*Problem statement*: Print the entire listing. Each line must match the original exactly.

*Records for this task*:
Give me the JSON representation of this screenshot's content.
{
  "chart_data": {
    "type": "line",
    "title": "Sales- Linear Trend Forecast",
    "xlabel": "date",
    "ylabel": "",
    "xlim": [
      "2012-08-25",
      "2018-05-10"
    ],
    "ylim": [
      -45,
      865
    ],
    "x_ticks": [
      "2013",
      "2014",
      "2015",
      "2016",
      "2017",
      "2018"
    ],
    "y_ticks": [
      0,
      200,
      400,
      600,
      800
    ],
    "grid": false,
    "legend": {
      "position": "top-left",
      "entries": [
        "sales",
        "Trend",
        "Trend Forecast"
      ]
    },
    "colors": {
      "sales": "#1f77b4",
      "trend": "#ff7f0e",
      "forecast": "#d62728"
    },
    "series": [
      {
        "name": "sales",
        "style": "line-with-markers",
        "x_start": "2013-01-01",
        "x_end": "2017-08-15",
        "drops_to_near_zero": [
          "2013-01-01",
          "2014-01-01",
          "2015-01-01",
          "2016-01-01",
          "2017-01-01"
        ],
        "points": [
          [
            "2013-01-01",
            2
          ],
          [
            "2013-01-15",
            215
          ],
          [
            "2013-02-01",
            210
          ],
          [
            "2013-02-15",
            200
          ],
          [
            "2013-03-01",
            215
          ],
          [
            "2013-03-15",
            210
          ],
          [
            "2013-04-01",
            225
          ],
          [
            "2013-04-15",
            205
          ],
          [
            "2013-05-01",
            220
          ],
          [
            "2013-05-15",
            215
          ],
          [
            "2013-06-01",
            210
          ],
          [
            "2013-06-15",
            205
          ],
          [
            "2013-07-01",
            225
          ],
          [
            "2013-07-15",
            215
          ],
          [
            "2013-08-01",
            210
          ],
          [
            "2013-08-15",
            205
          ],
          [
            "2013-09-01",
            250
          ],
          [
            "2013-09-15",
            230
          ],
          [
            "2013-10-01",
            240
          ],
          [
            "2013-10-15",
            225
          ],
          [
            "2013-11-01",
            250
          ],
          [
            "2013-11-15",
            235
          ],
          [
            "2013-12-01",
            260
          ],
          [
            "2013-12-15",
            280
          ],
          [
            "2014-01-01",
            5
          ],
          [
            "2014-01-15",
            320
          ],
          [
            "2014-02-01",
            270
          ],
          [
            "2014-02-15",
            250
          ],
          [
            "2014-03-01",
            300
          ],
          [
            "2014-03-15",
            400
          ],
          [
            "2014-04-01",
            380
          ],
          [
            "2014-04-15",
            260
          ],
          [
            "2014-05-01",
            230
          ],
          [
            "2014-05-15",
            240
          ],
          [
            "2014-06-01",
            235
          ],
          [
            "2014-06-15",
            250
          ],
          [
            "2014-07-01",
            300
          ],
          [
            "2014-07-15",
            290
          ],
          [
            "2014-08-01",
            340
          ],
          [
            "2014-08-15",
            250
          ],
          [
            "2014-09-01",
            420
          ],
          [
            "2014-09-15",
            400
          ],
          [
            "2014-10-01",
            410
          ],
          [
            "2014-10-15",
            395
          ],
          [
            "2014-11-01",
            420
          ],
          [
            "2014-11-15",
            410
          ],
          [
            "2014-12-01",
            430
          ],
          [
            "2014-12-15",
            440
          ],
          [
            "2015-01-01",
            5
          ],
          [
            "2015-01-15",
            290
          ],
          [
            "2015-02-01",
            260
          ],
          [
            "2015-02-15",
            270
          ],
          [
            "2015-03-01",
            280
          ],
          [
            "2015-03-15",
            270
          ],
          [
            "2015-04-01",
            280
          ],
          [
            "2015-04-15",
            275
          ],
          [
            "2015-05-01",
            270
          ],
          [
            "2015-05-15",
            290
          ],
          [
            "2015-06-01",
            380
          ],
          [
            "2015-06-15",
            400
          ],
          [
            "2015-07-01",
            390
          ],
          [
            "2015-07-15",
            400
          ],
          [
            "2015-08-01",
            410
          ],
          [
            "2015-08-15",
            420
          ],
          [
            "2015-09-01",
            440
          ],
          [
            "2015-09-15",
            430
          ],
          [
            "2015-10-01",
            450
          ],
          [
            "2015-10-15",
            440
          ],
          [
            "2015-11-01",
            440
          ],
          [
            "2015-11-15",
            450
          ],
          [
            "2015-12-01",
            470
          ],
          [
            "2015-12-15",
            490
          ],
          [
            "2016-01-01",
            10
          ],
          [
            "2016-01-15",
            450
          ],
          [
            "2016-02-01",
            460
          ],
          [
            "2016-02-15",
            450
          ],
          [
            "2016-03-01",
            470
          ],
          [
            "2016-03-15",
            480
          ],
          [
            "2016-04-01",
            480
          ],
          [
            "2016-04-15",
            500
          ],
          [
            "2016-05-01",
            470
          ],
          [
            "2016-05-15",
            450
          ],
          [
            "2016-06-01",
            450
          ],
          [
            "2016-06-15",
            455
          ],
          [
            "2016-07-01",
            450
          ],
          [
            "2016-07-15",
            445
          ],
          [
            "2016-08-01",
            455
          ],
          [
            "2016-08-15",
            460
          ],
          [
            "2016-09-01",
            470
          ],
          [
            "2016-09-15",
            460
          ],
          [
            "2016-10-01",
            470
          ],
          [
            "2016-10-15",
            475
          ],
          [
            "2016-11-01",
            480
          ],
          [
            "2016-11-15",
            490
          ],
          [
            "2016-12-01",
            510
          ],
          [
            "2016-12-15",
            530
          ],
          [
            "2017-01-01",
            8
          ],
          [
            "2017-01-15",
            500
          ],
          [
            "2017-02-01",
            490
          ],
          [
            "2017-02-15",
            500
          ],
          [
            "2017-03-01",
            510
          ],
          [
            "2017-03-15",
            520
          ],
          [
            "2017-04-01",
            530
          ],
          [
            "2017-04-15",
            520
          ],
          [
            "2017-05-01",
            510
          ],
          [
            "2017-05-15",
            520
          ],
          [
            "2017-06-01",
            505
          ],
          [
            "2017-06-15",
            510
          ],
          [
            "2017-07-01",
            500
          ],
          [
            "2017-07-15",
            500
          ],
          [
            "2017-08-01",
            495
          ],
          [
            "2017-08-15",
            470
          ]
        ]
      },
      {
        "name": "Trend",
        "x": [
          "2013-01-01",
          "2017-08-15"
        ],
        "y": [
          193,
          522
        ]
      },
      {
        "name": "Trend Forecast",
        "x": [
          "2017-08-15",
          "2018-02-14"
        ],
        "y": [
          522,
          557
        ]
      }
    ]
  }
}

*Correct result*:
Give me the JSON representation of this screenshot's content.
{
  "chart_data": {
    "type": "line",
    "title": "Sales- Linear Trend Forecast",
    "xlabel": "date",
    "ylabel": "",
    "xlim": [
      "2012-08-25",
      "2018-05-10"
    ],
    "ylim": [
      -45,
      865
    ],
    "x_ticks": [
      "2013",
      "2014",
      "2015",
      "2016",
      "2017",
      "2018"
    ],
    "y_ticks": [
      0,
      200,
      400,
      600,
      800
    ],
    "grid": false,
    "legend": {
      "position": "top-left",
      "entries": [
        "sales",
        "Trend",
        "Trend Forecast"
      ]
    },
    "colors": {
      "sales": "#1f77b4",
      "trend": "#ff7f0e",
      "forecast": "#d62728"
    },
    "series": [
      {
        "name": "sales",
        "style": "line-with-markers",
        "x_start": "2013-01-01",
        "x_end": "2017-08-15",
        "drops_to_near_zero": [
          "2013-01-01",
          "2014-01-01",
          "2015-01-01",
          "2016-01-01",
          "2017-01-01"
        ],
        "points": [
          [
            "2013-01-01",
            2
          ],
          [
            "2013-01-15",
            215
          ],
          [
            "2013-02-01",
            210
          ],
          [
            "2013-02-15",
            200
          ],
          [
            "2013-03-01",
            215
          ],
          [
            "2013-03-15",
            210
          ],
          [
            "2013-04-01",
            225
          ],
          [
            "2013-04-15",
            205
          ],
          [
            "2013-05-01",
            220
          ],
          [
            "2013-05-15",
            215
          ],
          [
            "2013-06-01",
            210
          ],
          [
            "2013-06-15",
            205
          ],
          [
            "2013-07-01",
            225
          ],
          [
            "2013-07-15",
            215
          ],
          [
            "2013-08-01",
            210
          ],
          [
            "2013-08-15",
            205
          ],
          [
            "2013-09-01",
            250
          ],
          [
            "2013-09-15",
            230
          ],
          [
            "2013-10-01",
            240
          ],
          [
            "2013-10-15",
            225
          ],
          [
            "2013-11-01",
            250
          ],
          [
            "2013-11-15",
            235
          ],
          [
            "2013-12-01",
            260
          ],
          [
            "2013-12-15",
            280
          ],
          [
            "2014-01-01",
            5
          ],
          [
            "2014-01-15",
            320
          ],
          [
            "2014-02-01",
            270
          ],
          [
            "2014-02-15",
            250
          ],
          [
            "2014-03-01",
            300
          ],
          [
            "2014-03-15",
            400
          ],
          [
            "2014-04-01",
            380
          ],
          [
            "2014-04-15",
            260
          ],
          [
            "2014-05-01",
            230
          ],
          [
            "2014-05-15",
            240
          ],
          [
            "2014-06-01",
            235
          ],
          [
            "2014-06-15",
            250
          ],
          [
            "2014-07-01",
            300
          ],
          [
            "2014-07-15",
            290
          ],
          [
            "2014-08-01",
            340
          ],
          [
            "2014-08-15",
            250
          ],
          [
            "2014-09-01",
            420
          ],
          [
            "2014-09-15",
            400
          ],
          [
            "2014-10-01",
            410
          ],
          [
            "2014-10-15",
            395
          ],
          [
            "2014-11-01",
            420
          ],
          [
            "2014-11-15",
            410
          ],
          [
            "2014-12-01",
            430
          ],
          [
            "2014-12-15",
            440
          ],
          [
            "2015-01-01",
            5
          ],
          [
            "2015-01-15",
            290
          ],
          [
            "2015-02-01",
            260
          ],
          [
            "2015-02-15",
            270
          ],
          [
            "2015-03-01",
            280
          ],
          [
            "2015-03-15",
            270
          ],
          [
            "2015-04-01",
            280
          ],
          [
            "2015-04-15",
            275
          ],
          [
            "2015-05-01",
            270
          ],
          [
            "2015-05-15",
            290
          ],
          [
            "2015-06-01",
            380
          ],
          [
            "2015-06-15",
            400
          ],
          [
            "2015-07-01",
            390
          ],
          [
            "2015-07-15",
            400
          ],
          [
            "2015-08-01",
            410
          ],
          [
            "2015-08-15",
            420
          ],
          [
            "2015-09-01",
            440
          ],
          [
            "2015-09-15",
            430
          ],
          [
            "2015-10-01",
            450
          ],
          [
            "2015-10-15",
            440
          ],
          [
            "2015-11-01",
            440
          ],
          [
            "2015-11-15",
            450
          ],
          [
            "2015-12-01",
            470
          ],
          [
            "2015-12-15",
            490
          ],
          [
            "2016-01-01",
            10
          ],
          [
            "2016-01-15",
            450
          ],
          [
            "2016-02-01",
            460
          ],
          [
            "2016-02-15",
            450
          ],
          [
            "2016-03-01",
            470
          ],
          [
            "2016-03-15",
            480
          ],
          [
            "2016-04-01",
            480
          ],
          [
            "2016-04-15",
            500
          ],
          [
            "2016-05-01",
            470
          ],
          [
            "2016-05-15",
            450
          ],
          [
            "2016-06-01",
            450
          ],
          [
            "2016-06-15",
            455
          ],
          [
            "2016-07-01",
            450
          ],
          [
            "2016-07-15",
            445
          ],
          [
            "2016-08-01",
            455
          ],
          [
            "2016-08-15",
            460
          ],
          [
            "2016-09-01",
            470
          ],
          [
            "2016-09-15",
            460
          ],
          [
            "2016-10-01",
            470
          ],
          [
            "2016-10-15",
            475
          ],
          [
            "2016-11-01",
            480
          ],
          [
            "2016-11-15",
            490
          ],
          [
            "2016-12-01",
            510
          ],
          [
            "2016-12-15",
            530
          ],
          [
            "2017-01-01",
            8
          ],
          [
            "2017-01-15",
            500
          ],
          [
            "2017-02-01",
            490
          ],
          [
            "2017-02-15",
            500
          ],
          [
            "2017-03-01",
            510
          ],
          [
            "2017-03-15",
            520
          ],
          [
            "2017-04-01",
            530
          ],
          [
            "2017-04-15",
            520
          ],
          [
            "2017-05-01",
            510
          ],
          [
            "2017-05-15",
            520
          ],
          [
            "2017-06-01",
            505
          ],
          [
            "2017-06-15",
            510
          ],
          [
            "2017-07-01",
            500
          ],
          [
            "2017-07-15",
            500
          ],
          [
            "2017-08-01",
            495
          ],
          [
            "2017-08-15",
            470
          ]
        ]
      },
      {
        "name": "Trend",
        "x": [
          "2013-01-01",
          "2017-08-15"
        ],
        "y": [
          193,
          522
        ]
      },
      {
        "name": "Trend Forecast",
        "x": [
          "2017-08-15",
          "2018-02-14"
        ],
        "y": [
          522,
          557
        ]
      }
    ]
  }
}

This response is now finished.